(Dataset records)
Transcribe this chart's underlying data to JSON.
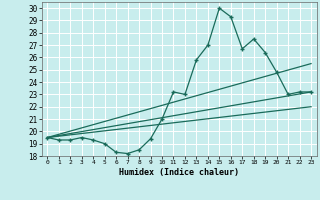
{
  "xlabel": "Humidex (Indice chaleur)",
  "bg_color": "#c8eded",
  "grid_color": "#b0d8d8",
  "line_color": "#1a6b5a",
  "xlim": [
    -0.5,
    23.5
  ],
  "ylim": [
    18,
    30.5
  ],
  "xticks": [
    0,
    1,
    2,
    3,
    4,
    5,
    6,
    7,
    8,
    9,
    10,
    11,
    12,
    13,
    14,
    15,
    16,
    17,
    18,
    19,
    20,
    21,
    22,
    23
  ],
  "yticks": [
    18,
    19,
    20,
    21,
    22,
    23,
    24,
    25,
    26,
    27,
    28,
    29,
    30
  ],
  "series1": [
    19.5,
    19.3,
    19.3,
    19.5,
    19.3,
    19.0,
    18.3,
    18.2,
    18.5,
    19.4,
    21.0,
    23.2,
    23.0,
    25.8,
    27.0,
    30.0,
    29.3,
    26.7,
    27.5,
    26.4,
    24.8,
    23.0,
    23.2,
    23.2
  ],
  "line2_x": [
    0,
    23
  ],
  "line2_y": [
    19.5,
    23.2
  ],
  "line3_x": [
    0,
    23
  ],
  "line3_y": [
    19.5,
    25.5
  ],
  "line4_x": [
    0,
    23
  ],
  "line4_y": [
    19.5,
    22.0
  ]
}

-- Task details --
The entries above are to be returned exactly, without their pictures.

-- Exercise output --
Transcribe this chart's underlying data to JSON.
{
  "xlabel": "Humidex (Indice chaleur)",
  "bg_color": "#c8eded",
  "grid_color": "#b0d8d8",
  "line_color": "#1a6b5a",
  "xlim": [
    -0.5,
    23.5
  ],
  "ylim": [
    18,
    30.5
  ],
  "xticks": [
    0,
    1,
    2,
    3,
    4,
    5,
    6,
    7,
    8,
    9,
    10,
    11,
    12,
    13,
    14,
    15,
    16,
    17,
    18,
    19,
    20,
    21,
    22,
    23
  ],
  "yticks": [
    18,
    19,
    20,
    21,
    22,
    23,
    24,
    25,
    26,
    27,
    28,
    29,
    30
  ],
  "series1": [
    19.5,
    19.3,
    19.3,
    19.5,
    19.3,
    19.0,
    18.3,
    18.2,
    18.5,
    19.4,
    21.0,
    23.2,
    23.0,
    25.8,
    27.0,
    30.0,
    29.3,
    26.7,
    27.5,
    26.4,
    24.8,
    23.0,
    23.2,
    23.2
  ],
  "line2_x": [
    0,
    23
  ],
  "line2_y": [
    19.5,
    23.2
  ],
  "line3_x": [
    0,
    23
  ],
  "line3_y": [
    19.5,
    25.5
  ],
  "line4_x": [
    0,
    23
  ],
  "line4_y": [
    19.5,
    22.0
  ]
}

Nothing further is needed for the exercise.